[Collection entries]

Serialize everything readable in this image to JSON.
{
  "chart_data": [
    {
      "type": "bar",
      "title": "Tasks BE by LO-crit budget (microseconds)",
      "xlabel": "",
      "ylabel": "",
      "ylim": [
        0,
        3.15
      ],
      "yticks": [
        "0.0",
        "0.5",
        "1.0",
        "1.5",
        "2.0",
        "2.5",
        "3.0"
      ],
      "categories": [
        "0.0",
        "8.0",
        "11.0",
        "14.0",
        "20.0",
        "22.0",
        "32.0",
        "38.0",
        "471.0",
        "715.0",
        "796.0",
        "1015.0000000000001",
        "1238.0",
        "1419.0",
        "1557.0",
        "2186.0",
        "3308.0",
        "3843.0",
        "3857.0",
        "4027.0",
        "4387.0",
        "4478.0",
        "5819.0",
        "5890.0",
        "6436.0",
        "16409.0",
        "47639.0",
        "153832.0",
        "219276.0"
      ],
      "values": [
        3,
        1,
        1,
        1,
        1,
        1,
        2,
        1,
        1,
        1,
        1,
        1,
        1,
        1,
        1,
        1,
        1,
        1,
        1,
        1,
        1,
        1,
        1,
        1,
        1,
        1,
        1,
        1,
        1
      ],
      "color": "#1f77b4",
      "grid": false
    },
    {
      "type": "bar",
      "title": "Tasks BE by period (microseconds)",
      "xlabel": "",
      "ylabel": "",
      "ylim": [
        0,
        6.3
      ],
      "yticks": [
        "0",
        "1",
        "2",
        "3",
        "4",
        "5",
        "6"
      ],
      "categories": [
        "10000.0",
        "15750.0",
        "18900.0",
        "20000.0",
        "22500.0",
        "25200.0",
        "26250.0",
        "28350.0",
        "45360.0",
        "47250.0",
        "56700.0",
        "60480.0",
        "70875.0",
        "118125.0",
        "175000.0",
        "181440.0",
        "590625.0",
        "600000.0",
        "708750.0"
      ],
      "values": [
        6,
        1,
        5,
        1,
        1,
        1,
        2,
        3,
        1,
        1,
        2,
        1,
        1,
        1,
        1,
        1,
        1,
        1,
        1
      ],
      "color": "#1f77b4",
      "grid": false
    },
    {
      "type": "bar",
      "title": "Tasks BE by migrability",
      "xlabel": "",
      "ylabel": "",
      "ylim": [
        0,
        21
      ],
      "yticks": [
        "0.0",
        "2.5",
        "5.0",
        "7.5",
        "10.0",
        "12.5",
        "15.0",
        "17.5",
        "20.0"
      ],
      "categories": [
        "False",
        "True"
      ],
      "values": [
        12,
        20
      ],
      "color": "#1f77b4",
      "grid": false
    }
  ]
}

▶ _EXERCISE DETAILS_
Each record above should be returned exactly as it appears.

▶ _EXERCISE RESULT_
Serialize everything readable in this image to JSON.
{
  "chart_data": [
    {
      "type": "bar",
      "title": "Tasks BE by LO-crit budget (microseconds)",
      "xlabel": "",
      "ylabel": "",
      "ylim": [
        0,
        3.15
      ],
      "yticks": [
        "0.0",
        "0.5",
        "1.0",
        "1.5",
        "2.0",
        "2.5",
        "3.0"
      ],
      "categories": [
        "0.0",
        "8.0",
        "11.0",
        "14.0",
        "20.0",
        "22.0",
        "32.0",
        "38.0",
        "471.0",
        "715.0",
        "796.0",
        "1015.0000000000001",
        "1238.0",
        "1419.0",
        "1557.0",
        "2186.0",
        "3308.0",
        "3843.0",
        "3857.0",
        "4027.0",
        "4387.0",
        "4478.0",
        "5819.0",
        "5890.0",
        "6436.0",
        "16409.0",
        "47639.0",
        "153832.0",
        "219276.0"
      ],
      "values": [
        3,
        1,
        1,
        1,
        1,
        1,
        2,
        1,
        1,
        1,
        1,
        1,
        1,
        1,
        1,
        1,
        1,
        1,
        1,
        1,
        1,
        1,
        1,
        1,
        1,
        1,
        1,
        1,
        1
      ],
      "color": "#1f77b4",
      "grid": false
    },
    {
      "type": "bar",
      "title": "Tasks BE by period (microseconds)",
      "xlabel": "",
      "ylabel": "",
      "ylim": [
        0,
        6.3
      ],
      "yticks": [
        "0",
        "1",
        "2",
        "3",
        "4",
        "5",
        "6"
      ],
      "categories": [
        "10000.0",
        "15750.0",
        "18900.0",
        "20000.0",
        "22500.0",
        "25200.0",
        "26250.0",
        "28350.0",
        "45360.0",
        "47250.0",
        "56700.0",
        "60480.0",
        "70875.0",
        "118125.0",
        "175000.0",
        "181440.0",
        "590625.0",
        "600000.0",
        "708750.0"
      ],
      "values": [
        6,
        1,
        5,
        1,
        1,
        1,
        2,
        3,
        1,
        1,
        2,
        1,
        1,
        1,
        1,
        1,
        1,
        1,
        1
      ],
      "color": "#1f77b4",
      "grid": false
    },
    {
      "type": "bar",
      "title": "Tasks BE by migrability",
      "xlabel": "",
      "ylabel": "",
      "ylim": [
        0,
        21
      ],
      "yticks": [
        "0.0",
        "2.5",
        "5.0",
        "7.5",
        "10.0",
        "12.5",
        "15.0",
        "17.5",
        "20.0"
      ],
      "categories": [
        "False",
        "True"
      ],
      "values": [
        12,
        20
      ],
      "color": "#1f77b4",
      "grid": false
    }
  ]
}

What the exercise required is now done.